[Data excerpts]

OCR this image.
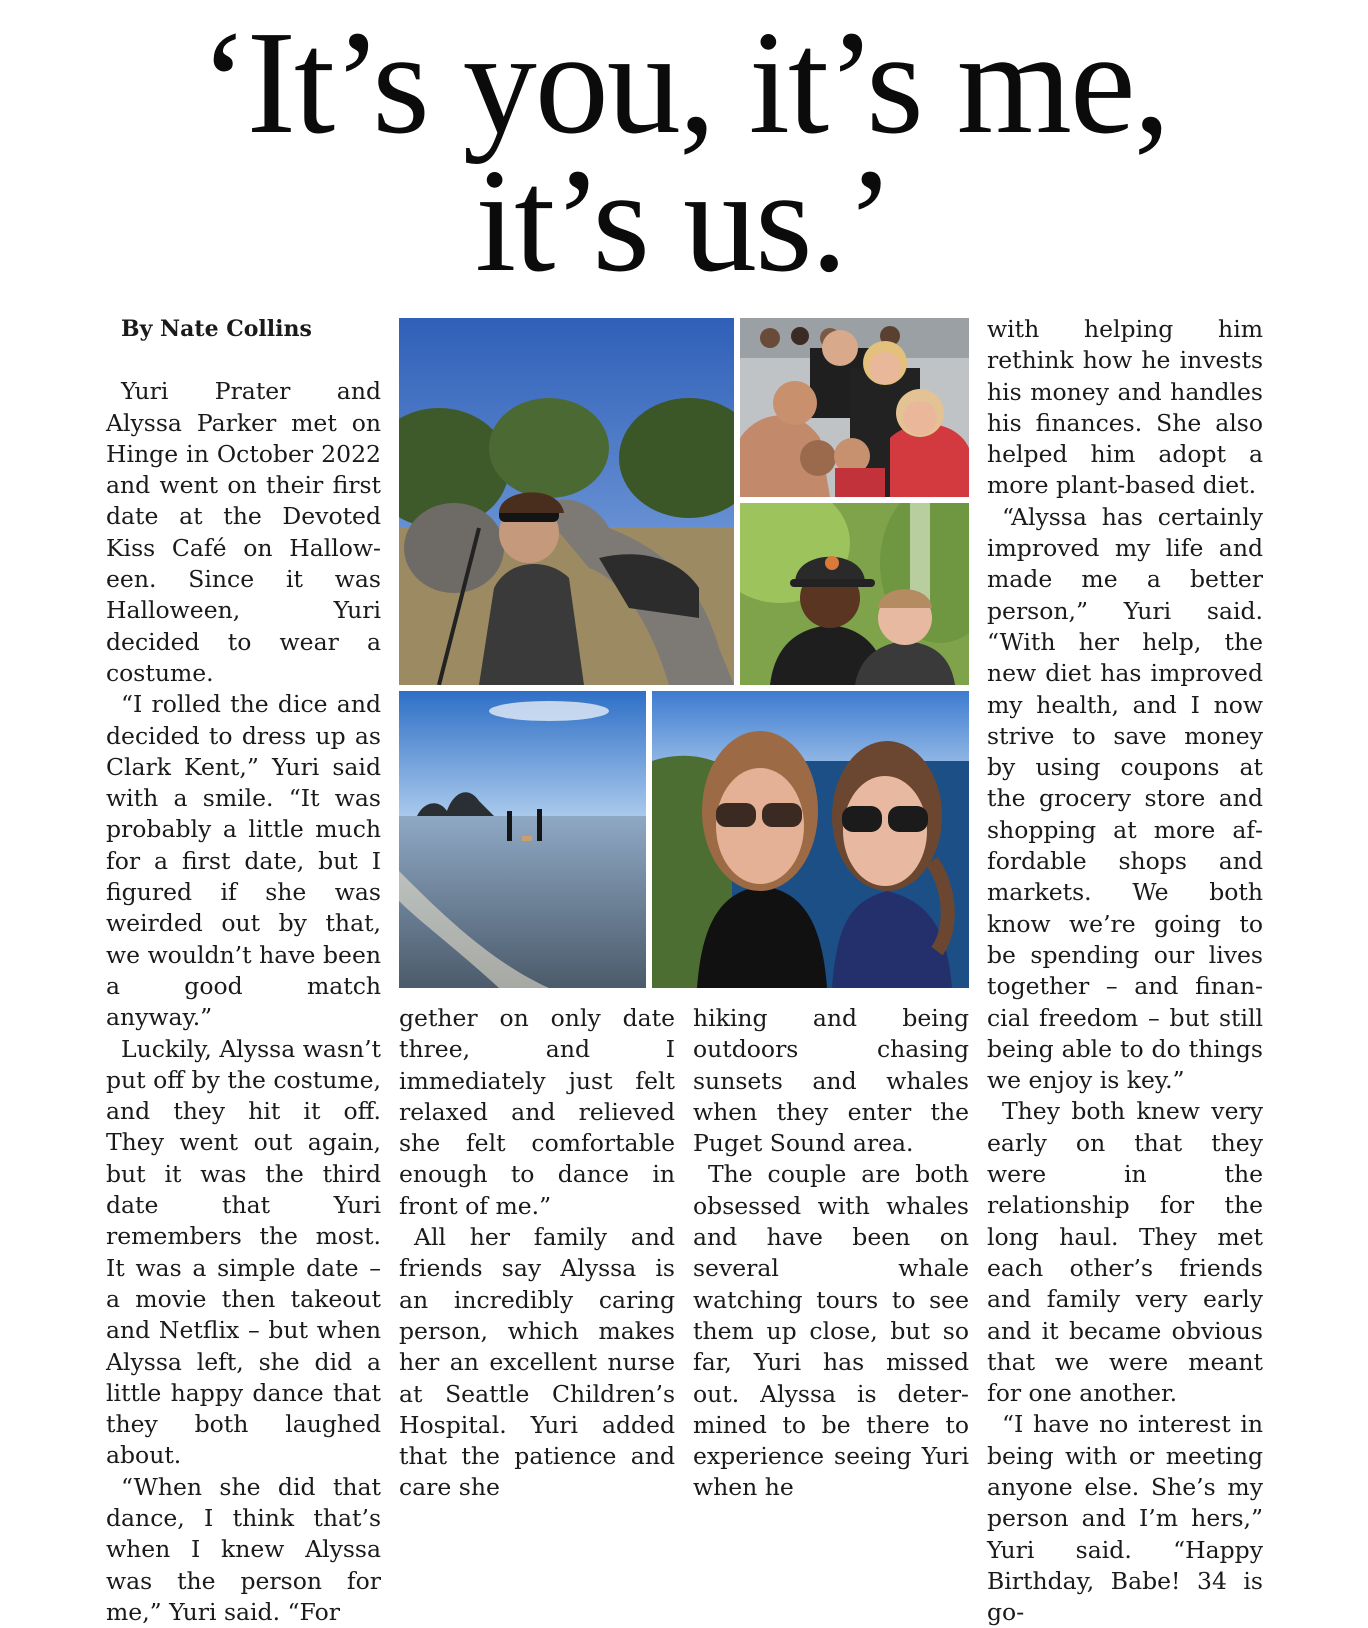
‘It’s you, it’s me,
it’s us.’

By Nate Collins

Yuri Prater and Alyssa Parker met on Hinge in October 2022 and went on their first date at the Devoted Kiss Café on Halloween. Since it was Halloween, Yuri decided to wear a costume.

“I rolled the dice and decided to dress up as Clark Kent,” Yuri said with a smile. “It was probably a little much for a first date, but I figured if she was weirded out by that, we wouldn’t have been a good match anyway.”

Luckily, Alyssa wasn’t put off by the costume, and they hit it off. They went out again, but it was the third date that Yuri remembers the most. It was a simple date – a movie then takeout and Netflix – but when Alyssa left, she did a little happy dance that they both laughed about.

“When she did that dance, I think that’s when I knew Alyssa was the person for me,” Yuri said. “For

gether on only date three, and I immediately just felt relaxed and relieved she felt comfortable enough to dance in front of me.”

All her family and friends say Alyssa is an incredibly caring person, which makes her an excellent nurse at Seattle Children’s Hospital. Yuri added that the patience and care she

hiking and being outdoors chasing sunsets and whales when they enter the Puget Sound area.

The couple are both obsessed with whales and have been on several whale watching tours to see them up close, but so far, Yuri has missed out. Alyssa is determined to be there to experience seeing Yuri when he

with helping him rethink how he invests his money and handles his finances. She also helped him adopt a more plant-based diet.

“Alyssa has certainly improved my life and made me a better person,” Yuri said. “With her help, the new diet has improved my health, and I now strive to save money by using coupons at the grocery store and shopping at more affordable shops and markets. We both know we’re going to be spending our lives together – and financial freedom – but still being able to do things we enjoy is key.”

They both knew very early on that they were in the relationship for the long haul. They met each other’s friends and family very early and it became obvious that we were meant for one another.

“I have no interest in being with or meeting anyone else. She’s my person and I’m hers,” Yuri said. “Happy Birthday, Babe! 34 is go-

◆ Objective ◆
What is the number of lines in the listing that contain the string "dance"? Reply with that number alone.

◆ Solution to this task ◆
3